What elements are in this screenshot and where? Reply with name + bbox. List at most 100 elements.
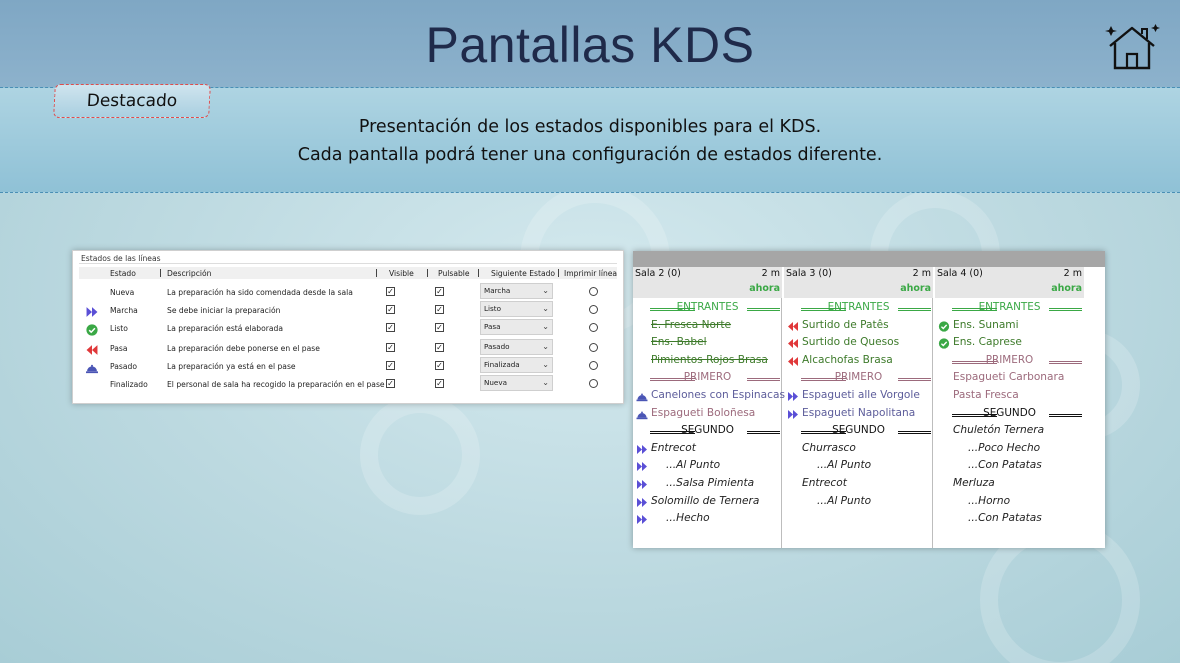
order-line[interactable]: ...Hecho bbox=[633, 511, 782, 528]
pulsable-checkbox[interactable]: ✓ bbox=[435, 305, 444, 314]
order-line-text: Entrecot bbox=[651, 441, 696, 454]
kds-top-bar bbox=[633, 251, 1105, 267]
order-line-text: Pasta Fresca bbox=[953, 389, 1019, 401]
order-line[interactable]: Ens. Sunami bbox=[935, 318, 1084, 335]
chevron-down-icon: ⌄ bbox=[542, 378, 549, 387]
order-line[interactable]: Entrecot bbox=[784, 476, 933, 493]
order-line-text: E. Fresca Norte bbox=[651, 318, 732, 331]
order-line[interactable]: Alcachofas Brasa bbox=[784, 353, 933, 370]
order-line[interactable]: Entrecot bbox=[633, 441, 782, 458]
course-divider: PRIMERO bbox=[633, 370, 782, 387]
header-siguiente: Siguiente Estado bbox=[491, 269, 556, 278]
double-arrow-right-icon bbox=[636, 461, 648, 472]
course-divider: PRIMERO bbox=[935, 353, 1084, 370]
order-line[interactable]: Surtido de Patês bbox=[784, 318, 933, 335]
now-label: ahora bbox=[1051, 283, 1082, 294]
next-state-select[interactable]: Listo ⌄ bbox=[480, 301, 553, 317]
order-line[interactable]: ...Salsa Pimienta bbox=[633, 476, 782, 493]
course-name: PRIMERO bbox=[985, 353, 1034, 366]
divider-line bbox=[1049, 413, 1082, 417]
next-state-select[interactable]: Nueva ⌄ bbox=[480, 375, 553, 391]
legend-line bbox=[79, 263, 617, 264]
next-state-value: Listo bbox=[484, 304, 501, 313]
pulsable-checkbox[interactable]: ✓ bbox=[435, 343, 444, 352]
print-line-radio[interactable] bbox=[589, 361, 598, 370]
order-line-text: Chuletón Ternera bbox=[953, 424, 1045, 437]
double-arrow-right-icon bbox=[787, 409, 799, 420]
order-line[interactable]: E. Fresca Norte bbox=[633, 318, 782, 335]
print-line-radio[interactable] bbox=[589, 287, 598, 296]
now-label: ahora bbox=[900, 283, 931, 294]
kds-column-header[interactable]: Sala 4 (0) 2 m ahora bbox=[935, 267, 1084, 298]
order-line-text: Surtido de Quesos bbox=[802, 336, 900, 349]
order-line[interactable]: Merluza bbox=[935, 476, 1084, 493]
chevron-down-icon: ⌄ bbox=[542, 322, 549, 331]
order-line[interactable]: Espagueti Napolitana bbox=[784, 406, 933, 423]
divider-line bbox=[747, 378, 780, 382]
order-line-text: Alcachofas Brasa bbox=[802, 353, 893, 366]
order-line-text: Churrasco bbox=[802, 441, 856, 454]
next-state-select[interactable]: Marcha ⌄ bbox=[480, 283, 553, 299]
order-line[interactable]: Surtido de Quesos bbox=[784, 335, 933, 352]
order-line[interactable]: ...Al Punto bbox=[784, 494, 933, 511]
order-line[interactable]: Ens. Babel bbox=[633, 335, 782, 352]
header-pulsable: Pulsable bbox=[438, 269, 470, 278]
divider-line bbox=[1049, 360, 1082, 364]
pulsable-checkbox[interactable]: ✓ bbox=[435, 379, 444, 388]
order-line[interactable]: Espagueti Boloñesa bbox=[633, 406, 782, 423]
order-line[interactable]: ...Horno bbox=[935, 494, 1084, 511]
check-circle-icon bbox=[938, 338, 950, 349]
print-line-radio[interactable] bbox=[589, 305, 598, 314]
order-line[interactable]: Pimientos Rojos Brasa bbox=[633, 353, 782, 370]
page-title: Pantallas KDS bbox=[425, 17, 755, 73]
divider-line bbox=[747, 431, 780, 435]
pulsable-checkbox[interactable]: ✓ bbox=[435, 361, 444, 370]
order-line[interactable]: Solomillo de Ternera bbox=[633, 494, 782, 511]
print-line-radio[interactable] bbox=[589, 379, 598, 388]
order-line-text: Espagueti Boloñesa bbox=[651, 406, 756, 419]
header-imprimir: Imprimir línea bbox=[564, 269, 618, 278]
order-line[interactable]: ...Poco Hecho bbox=[935, 441, 1084, 458]
double-arrow-right-icon bbox=[85, 306, 99, 318]
header-separator bbox=[478, 269, 479, 277]
next-state-select[interactable]: Finalizada ⌄ bbox=[480, 357, 553, 373]
next-state-value: Finalizada bbox=[484, 360, 520, 369]
visible-checkbox[interactable]: ✓ bbox=[386, 287, 395, 296]
visible-checkbox[interactable]: ✓ bbox=[386, 305, 395, 314]
info-line-2: Cada pantalla podrá tener una configurac… bbox=[297, 145, 883, 165]
visible-checkbox[interactable]: ✓ bbox=[386, 323, 395, 332]
pulsable-checkbox[interactable]: ✓ bbox=[435, 287, 444, 296]
header-separator bbox=[160, 269, 161, 277]
order-line-text: ...Hecho bbox=[666, 512, 710, 525]
order-line[interactable]: Chuletón Ternera bbox=[935, 423, 1084, 440]
chevron-down-icon: ⌄ bbox=[542, 304, 549, 313]
order-line[interactable]: Churrasco bbox=[784, 441, 933, 458]
visible-checkbox[interactable]: ✓ bbox=[386, 379, 395, 388]
order-line-text: Canelones con Espinacas bbox=[651, 389, 785, 401]
kds-column-header[interactable]: Sala 3 (0) 2 m ahora bbox=[784, 267, 933, 298]
home-icon[interactable] bbox=[1104, 22, 1160, 72]
order-line[interactable]: ...Al Punto bbox=[784, 458, 933, 475]
order-line[interactable]: Ens. Caprese bbox=[935, 335, 1084, 352]
print-line-radio[interactable] bbox=[589, 323, 598, 332]
visible-checkbox[interactable]: ✓ bbox=[386, 361, 395, 370]
order-line[interactable]: ...Al Punto bbox=[633, 458, 782, 475]
order-line[interactable]: ...Con Patatas bbox=[935, 458, 1084, 475]
print-line-radio[interactable] bbox=[589, 343, 598, 352]
order-line[interactable]: Pasta Fresca bbox=[935, 388, 1084, 405]
order-line[interactable]: Espagueti Carbonara bbox=[935, 370, 1084, 387]
pulsable-checkbox[interactable]: ✓ bbox=[435, 323, 444, 332]
next-state-select[interactable]: Pasado ⌄ bbox=[480, 339, 553, 355]
order-line[interactable]: ...Con Patatas bbox=[935, 511, 1084, 528]
check-circle-icon bbox=[938, 320, 950, 332]
visible-checkbox[interactable]: ✓ bbox=[386, 343, 395, 352]
order-line-text: Entrecot bbox=[802, 477, 847, 489]
next-state-select[interactable]: Pasa ⌄ bbox=[480, 319, 553, 335]
order-line[interactable]: Canelones con Espinacas bbox=[633, 388, 785, 405]
chevron-down-icon: ⌄ bbox=[542, 342, 549, 351]
kds-column: Sala 3 (0) 2 m ahora ENTRANTES Surtido d… bbox=[784, 267, 933, 548]
order-line-text: ...Al Punto bbox=[666, 459, 721, 472]
order-line[interactable]: Espagueti alle Vorgole bbox=[784, 388, 933, 405]
kds-column-header[interactable]: Sala 2 (0) 2 m ahora bbox=[633, 267, 782, 298]
course-name: ENTRANTES bbox=[827, 301, 890, 313]
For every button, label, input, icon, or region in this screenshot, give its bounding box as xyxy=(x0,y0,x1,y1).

_ _ _ _

> _SET PROBLEM_: Show every line of the entries above that contains the string "circle", treating uppercase and lowercase letters as different.

> _SOLUTION FOR THIS TASK_:
check-circle-icon bbox=[938, 338, 950, 349]
check-circle-icon bbox=[938, 320, 950, 332]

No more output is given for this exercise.